◆ TASK DETAILS
Could you write out every entry exactly as it stands?

◆ INPUT FOR THIS TASK

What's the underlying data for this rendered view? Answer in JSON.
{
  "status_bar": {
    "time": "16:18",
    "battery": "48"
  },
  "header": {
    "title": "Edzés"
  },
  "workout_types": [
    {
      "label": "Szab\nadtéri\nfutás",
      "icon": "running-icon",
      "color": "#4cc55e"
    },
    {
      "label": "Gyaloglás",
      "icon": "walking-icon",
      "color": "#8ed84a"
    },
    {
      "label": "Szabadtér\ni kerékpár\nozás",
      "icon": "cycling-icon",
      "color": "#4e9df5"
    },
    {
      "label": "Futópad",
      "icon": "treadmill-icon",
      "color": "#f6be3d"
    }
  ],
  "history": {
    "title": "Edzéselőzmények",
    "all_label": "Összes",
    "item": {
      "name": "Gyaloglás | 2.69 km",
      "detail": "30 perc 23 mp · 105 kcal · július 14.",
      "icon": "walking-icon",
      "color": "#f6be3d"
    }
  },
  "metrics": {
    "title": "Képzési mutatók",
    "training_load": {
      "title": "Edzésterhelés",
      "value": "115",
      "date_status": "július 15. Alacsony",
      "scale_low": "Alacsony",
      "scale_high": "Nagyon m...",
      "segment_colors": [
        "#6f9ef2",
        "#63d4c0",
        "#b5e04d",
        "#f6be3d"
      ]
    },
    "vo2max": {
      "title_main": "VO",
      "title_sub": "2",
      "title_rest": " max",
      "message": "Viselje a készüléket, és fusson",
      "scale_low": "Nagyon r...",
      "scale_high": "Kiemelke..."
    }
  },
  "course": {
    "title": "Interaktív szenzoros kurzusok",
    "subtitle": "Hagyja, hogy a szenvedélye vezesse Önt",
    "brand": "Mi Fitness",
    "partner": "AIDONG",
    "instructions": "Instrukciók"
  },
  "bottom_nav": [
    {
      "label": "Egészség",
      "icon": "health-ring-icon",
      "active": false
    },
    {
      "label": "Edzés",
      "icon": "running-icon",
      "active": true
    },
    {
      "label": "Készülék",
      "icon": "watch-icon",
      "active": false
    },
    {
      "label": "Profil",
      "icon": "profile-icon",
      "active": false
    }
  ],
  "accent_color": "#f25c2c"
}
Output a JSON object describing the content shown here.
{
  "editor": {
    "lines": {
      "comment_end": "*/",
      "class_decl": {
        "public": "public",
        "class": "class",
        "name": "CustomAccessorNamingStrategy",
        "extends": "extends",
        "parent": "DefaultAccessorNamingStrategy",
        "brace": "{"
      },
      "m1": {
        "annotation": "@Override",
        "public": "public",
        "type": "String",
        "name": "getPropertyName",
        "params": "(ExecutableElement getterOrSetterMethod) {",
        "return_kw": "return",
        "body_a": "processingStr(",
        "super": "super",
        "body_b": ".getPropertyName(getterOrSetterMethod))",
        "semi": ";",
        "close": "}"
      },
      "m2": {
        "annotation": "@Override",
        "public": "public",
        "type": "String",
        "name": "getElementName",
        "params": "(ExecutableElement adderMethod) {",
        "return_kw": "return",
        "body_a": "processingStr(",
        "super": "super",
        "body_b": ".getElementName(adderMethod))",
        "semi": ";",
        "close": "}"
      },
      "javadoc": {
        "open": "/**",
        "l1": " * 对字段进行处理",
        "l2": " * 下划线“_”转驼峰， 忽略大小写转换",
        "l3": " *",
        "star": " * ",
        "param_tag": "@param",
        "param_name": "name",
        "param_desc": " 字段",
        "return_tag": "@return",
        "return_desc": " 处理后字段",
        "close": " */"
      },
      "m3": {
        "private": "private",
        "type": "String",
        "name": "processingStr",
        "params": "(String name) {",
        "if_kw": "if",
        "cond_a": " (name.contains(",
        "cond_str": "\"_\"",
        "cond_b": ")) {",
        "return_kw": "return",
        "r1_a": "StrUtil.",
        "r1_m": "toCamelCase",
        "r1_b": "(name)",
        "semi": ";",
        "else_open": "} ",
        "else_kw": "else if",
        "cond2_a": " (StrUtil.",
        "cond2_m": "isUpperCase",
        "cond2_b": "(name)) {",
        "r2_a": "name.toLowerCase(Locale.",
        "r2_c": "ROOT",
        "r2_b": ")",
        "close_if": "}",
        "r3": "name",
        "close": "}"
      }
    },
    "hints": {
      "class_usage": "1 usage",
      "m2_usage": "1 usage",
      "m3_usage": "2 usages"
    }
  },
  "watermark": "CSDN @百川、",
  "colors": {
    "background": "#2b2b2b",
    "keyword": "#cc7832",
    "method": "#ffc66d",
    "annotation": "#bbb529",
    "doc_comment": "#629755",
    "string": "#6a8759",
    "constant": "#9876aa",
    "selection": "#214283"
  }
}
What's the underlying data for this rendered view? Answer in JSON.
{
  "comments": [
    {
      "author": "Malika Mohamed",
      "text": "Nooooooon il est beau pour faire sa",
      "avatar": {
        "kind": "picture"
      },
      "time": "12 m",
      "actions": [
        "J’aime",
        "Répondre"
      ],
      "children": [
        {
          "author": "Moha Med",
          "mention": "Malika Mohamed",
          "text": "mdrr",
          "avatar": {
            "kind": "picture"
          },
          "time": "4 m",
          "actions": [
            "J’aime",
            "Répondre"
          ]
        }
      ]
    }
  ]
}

◆ RESPONSE FOR THIS EXERCISE
What's the underlying data for this rendered view? Answer in JSON.
{
  "status_bar": {
    "time": "16:18",
    "battery": "48"
  },
  "header": {
    "title": "Edzés"
  },
  "workout_types": [
    {
      "label": "Szab\nadtéri\nfutás",
      "icon": "running-icon",
      "color": "#4cc55e"
    },
    {
      "label": "Gyaloglás",
      "icon": "walking-icon",
      "color": "#8ed84a"
    },
    {
      "label": "Szabadtér\ni kerékpár\nozás",
      "icon": "cycling-icon",
      "color": "#4e9df5"
    },
    {
      "label": "Futópad",
      "icon": "treadmill-icon",
      "color": "#f6be3d"
    }
  ],
  "history": {
    "title": "Edzéselőzmények",
    "all_label": "Összes",
    "item": {
      "name": "Gyaloglás | 2.69 km",
      "detail": "30 perc 23 mp · 105 kcal · július 14.",
      "icon": "walking-icon",
      "color": "#f6be3d"
    }
  },
  "metrics": {
    "title": "Képzési mutatók",
    "training_load": {
      "title": "Edzésterhelés",
      "value": "115",
      "date_status": "július 15. Alacsony",
      "scale_low": "Alacsony",
      "scale_high": "Nagyon m...",
      "segment_colors": [
        "#6f9ef2",
        "#63d4c0",
        "#b5e04d",
        "#f6be3d"
      ]
    },
    "vo2max": {
      "title_main": "VO",
      "title_sub": "2",
      "title_rest": " max",
      "message": "Viselje a készüléket, és fusson",
      "scale_low": "Nagyon r...",
      "scale_high": "Kiemelke..."
    }
  },
  "course": {
    "title": "Interaktív szenzoros kurzusok",
    "subtitle": "Hagyja, hogy a szenvedélye vezesse Önt",
    "brand": "Mi Fitness",
    "partner": "AIDONG",
    "instructions": "Instrukciók"
  },
  "bottom_nav": [
    {
      "label": "Egészség",
      "icon": "health-ring-icon",
      "active": false
    },
    {
      "label": "Edzés",
      "icon": "running-icon",
      "active": true
    },
    {
      "label": "Készülék",
      "icon": "watch-icon",
      "active": false
    },
    {
      "label": "Profil",
      "icon": "profile-icon",
      "active": false
    }
  ],
  "accent_color": "#f25c2c"
}
Output a JSON object describing the content shown here.
{
  "editor": {
    "lines": {
      "comment_end": "*/",
      "class_decl": {
        "public": "public",
        "class": "class",
        "name": "CustomAccessorNamingStrategy",
        "extends": "extends",
        "parent": "DefaultAccessorNamingStrategy",
        "brace": "{"
      },
      "m1": {
        "annotation": "@Override",
        "public": "public",
        "type": "String",
        "name": "getPropertyName",
        "params": "(ExecutableElement getterOrSetterMethod) {",
        "return_kw": "return",
        "body_a": "processingStr(",
        "super": "super",
        "body_b": ".getPropertyName(getterOrSetterMethod))",
        "semi": ";",
        "close": "}"
      },
      "m2": {
        "annotation": "@Override",
        "public": "public",
        "type": "String",
        "name": "getElementName",
        "params": "(ExecutableElement adderMethod) {",
        "return_kw": "return",
        "body_a": "processingStr(",
        "super": "super",
        "body_b": ".getElementName(adderMethod))",
        "semi": ";",
        "close": "}"
      },
      "javadoc": {
        "open": "/**",
        "l1": " * 对字段进行处理",
        "l2": " * 下划线“_”转驼峰， 忽略大小写转换",
        "l3": " *",
        "star": " * ",
        "param_tag": "@param",
        "param_name": "name",
        "param_desc": " 字段",
        "return_tag": "@return",
        "return_desc": " 处理后字段",
        "close": " */"
      },
      "m3": {
        "private": "private",
        "type": "String",
        "name": "processingStr",
        "params": "(String name) {",
        "if_kw": "if",
        "cond_a": " (name.contains(",
        "cond_str": "\"_\"",
        "cond_b": ")) {",
        "return_kw": "return",
        "r1_a": "StrUtil.",
        "r1_m": "toCamelCase",
        "r1_b": "(name)",
        "semi": ";",
        "else_open": "} ",
        "else_kw": "else if",
        "cond2_a": " (StrUtil.",
        "cond2_m": "isUpperCase",
        "cond2_b": "(name)) {",
        "r2_a": "name.toLowerCase(Locale.",
        "r2_c": "ROOT",
        "r2_b": ")",
        "close_if": "}",
        "r3": "name",
        "close": "}"
      }
    },
    "hints": {
      "class_usage": "1 usage",
      "m2_usage": "1 usage",
      "m3_usage": "2 usages"
    }
  },
  "watermark": "CSDN @百川、",
  "colors": {
    "background": "#2b2b2b",
    "keyword": "#cc7832",
    "method": "#ffc66d",
    "annotation": "#bbb529",
    "doc_comment": "#629755",
    "string": "#6a8759",
    "constant": "#9876aa",
    "selection": "#214283"
  }
}
What's the underlying data for this rendered view? Answer in JSON.
{
  "comments": [
    {
      "author": "Malika Mohamed",
      "text": "Nooooooon il est beau pour faire sa",
      "avatar": {
        "kind": "picture"
      },
      "time": "12 m",
      "actions": [
        "J’aime",
        "Répondre"
      ],
      "children": [
        {
          "author": "Moha Med",
          "mention": "Malika Mohamed",
          "text": "mdrr",
          "avatar": {
            "kind": "picture"
          },
          "time": "4 m",
          "actions": [
            "J’aime",
            "Répondre"
          ]
        }
      ]
    }
  ]
}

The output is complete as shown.